DOCUMENT PASSAGE:
┌──

A Good Autumn

A Good Autumn October 28, 2024

orange Autumn maple leaves against a blue sky
image via Pixabay

 

Jimmy’s boy came by again.

He’s been coming every day now– sometimes with the Artful Dodger, sometimes with Sparkles the Disaster Cat, sometimes with a new child who wanted to see the garden. I’ve learned to have bread and peanut butter ready when school lets out.

This time, the boy was carrying a long metal stick that looked like part of a window sash. “See this? It’s like a machete! I can use it to cut leaves!”

“Good, because I’ve got some horrible maple saplings growing flush against the house,” I said. “You can cut them down for me.”

I love maple trees in nature. If had a much bigger property, I’d love a stately maple tree I could tap for sugar. But I do not like maples that undermine the foundation of my house. Two of the maples have gotten so thick they’re eating into the porch and gutter; the landlord’s handyman will cut them down when he doesn’t forget.  I also have a myriad of tiny maple saplings growing flush against the house and the porch, which block out anything I want to plant there and grow back year after year. I showed Jimmy’s boy where they were, and he set to work.

└──

STORED DATA:
┌──

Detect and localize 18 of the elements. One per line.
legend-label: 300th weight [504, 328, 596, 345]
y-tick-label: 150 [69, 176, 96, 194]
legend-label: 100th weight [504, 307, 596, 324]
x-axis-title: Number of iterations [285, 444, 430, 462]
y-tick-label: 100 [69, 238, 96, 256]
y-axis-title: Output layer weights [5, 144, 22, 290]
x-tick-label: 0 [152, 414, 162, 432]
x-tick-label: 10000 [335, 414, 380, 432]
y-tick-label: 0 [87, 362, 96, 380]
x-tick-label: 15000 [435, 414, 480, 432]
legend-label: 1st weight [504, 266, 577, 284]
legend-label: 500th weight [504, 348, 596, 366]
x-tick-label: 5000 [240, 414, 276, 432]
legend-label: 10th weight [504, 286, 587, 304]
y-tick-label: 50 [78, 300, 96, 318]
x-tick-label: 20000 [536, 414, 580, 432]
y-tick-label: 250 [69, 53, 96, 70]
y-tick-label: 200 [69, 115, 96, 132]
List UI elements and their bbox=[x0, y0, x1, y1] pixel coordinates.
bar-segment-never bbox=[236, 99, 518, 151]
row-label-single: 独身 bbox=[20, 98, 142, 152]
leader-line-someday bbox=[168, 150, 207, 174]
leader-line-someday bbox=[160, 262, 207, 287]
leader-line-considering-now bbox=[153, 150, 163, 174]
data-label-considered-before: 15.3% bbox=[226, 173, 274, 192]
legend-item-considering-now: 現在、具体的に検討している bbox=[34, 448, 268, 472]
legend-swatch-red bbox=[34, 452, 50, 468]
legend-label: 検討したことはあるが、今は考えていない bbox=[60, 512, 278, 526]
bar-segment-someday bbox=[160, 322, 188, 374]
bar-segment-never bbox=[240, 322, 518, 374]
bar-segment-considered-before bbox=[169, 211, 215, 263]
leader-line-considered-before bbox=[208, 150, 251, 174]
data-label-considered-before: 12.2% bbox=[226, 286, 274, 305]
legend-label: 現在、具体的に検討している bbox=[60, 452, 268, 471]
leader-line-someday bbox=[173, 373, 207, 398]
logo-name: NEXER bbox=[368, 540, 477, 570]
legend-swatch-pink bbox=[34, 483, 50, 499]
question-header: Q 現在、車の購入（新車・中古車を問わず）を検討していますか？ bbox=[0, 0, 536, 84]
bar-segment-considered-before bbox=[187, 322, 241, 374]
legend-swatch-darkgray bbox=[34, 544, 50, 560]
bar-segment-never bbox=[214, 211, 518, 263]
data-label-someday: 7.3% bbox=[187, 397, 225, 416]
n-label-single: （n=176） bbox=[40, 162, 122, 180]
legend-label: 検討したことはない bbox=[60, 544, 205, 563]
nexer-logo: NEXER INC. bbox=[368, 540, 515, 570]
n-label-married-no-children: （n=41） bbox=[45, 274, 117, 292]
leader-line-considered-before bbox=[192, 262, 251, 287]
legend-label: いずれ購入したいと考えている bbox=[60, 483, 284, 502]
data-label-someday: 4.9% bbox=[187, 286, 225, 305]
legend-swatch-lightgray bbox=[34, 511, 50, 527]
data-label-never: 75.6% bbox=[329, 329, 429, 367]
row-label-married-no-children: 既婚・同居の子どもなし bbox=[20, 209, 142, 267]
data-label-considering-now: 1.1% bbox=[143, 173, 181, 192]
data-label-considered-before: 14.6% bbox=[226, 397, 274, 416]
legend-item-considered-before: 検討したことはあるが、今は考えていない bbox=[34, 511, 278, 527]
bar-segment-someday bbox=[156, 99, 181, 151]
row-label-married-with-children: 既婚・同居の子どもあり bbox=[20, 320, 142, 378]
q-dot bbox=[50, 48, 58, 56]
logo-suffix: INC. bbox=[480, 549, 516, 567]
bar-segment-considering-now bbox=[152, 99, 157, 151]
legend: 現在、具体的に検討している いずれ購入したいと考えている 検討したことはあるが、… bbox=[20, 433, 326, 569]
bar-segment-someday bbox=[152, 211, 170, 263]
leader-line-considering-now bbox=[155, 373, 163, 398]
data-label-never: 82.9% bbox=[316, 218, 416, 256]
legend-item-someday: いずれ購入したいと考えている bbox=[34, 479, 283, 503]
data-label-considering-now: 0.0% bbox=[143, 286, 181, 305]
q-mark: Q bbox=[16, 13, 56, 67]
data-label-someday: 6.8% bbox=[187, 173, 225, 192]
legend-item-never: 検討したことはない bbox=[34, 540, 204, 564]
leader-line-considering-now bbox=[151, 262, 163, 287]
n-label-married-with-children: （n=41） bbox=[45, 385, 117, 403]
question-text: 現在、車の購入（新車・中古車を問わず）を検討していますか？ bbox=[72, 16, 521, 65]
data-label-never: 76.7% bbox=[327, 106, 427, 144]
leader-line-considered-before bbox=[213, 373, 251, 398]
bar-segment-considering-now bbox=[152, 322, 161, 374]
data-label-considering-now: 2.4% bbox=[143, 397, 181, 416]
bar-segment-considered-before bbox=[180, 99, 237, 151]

└──

CHALLENGES:
a. In the autumn post, what does the writer now keep ready for when school lets out?
b. For each statement, say whether the autumn post agrees with it. Give yes or no and quote the deciding words. (i) The boy's metal stick looked like part of a window sash. (ii) The writer dislikes maple trees wherever they grow. (iii) The landlord's handyman has already removed the two thick maples.
c. Continue the autumn post about the boy and the maple saplings, starting after its final sentence.

TASK ANSWERS:
a. Bread and peanut butter.

b.
(i) Yes: "a long metal stick that looked like part of a window sash."
(ii) No: "I love maple trees in nature."
(iii) No: "the landlord’s handyman will cut them down when he doesn’t forget."

c.
“I got sent back to Kindergarten,” he said, using that stick to whack at the leaves. “But this time I’ll get through it quick because I did it before!”

“You were having trouble with your grades?” I asked.

“I can’t read yet, and there’s also math.”

“You’ll catch up. You’re very clever. Tell me what you know. Do you know your ABC’s?”

The boy sang his ABC’s as he hacked away at the weeds. When he finished, I looked down at the despised maple tree sapling, and realized that he’d neatly cut off every single leaf.

“You’ve just done me a huge favor. Now I’m going to cut the rest of those maples down so they won’t eat my whole house!”

I went inside to get the clippers, the great big murderous-looking hand clippers that could get through such thick green wood. When I came out, Jimmy’s boy reached for them.

I hesitated. “These are so sharp they could take your hand off.”

“I can do it!”

“Well… all right. Don’t touch the blades, just hold them by the rubber handles. This is the real deal, grown-up tools.” I handed them off.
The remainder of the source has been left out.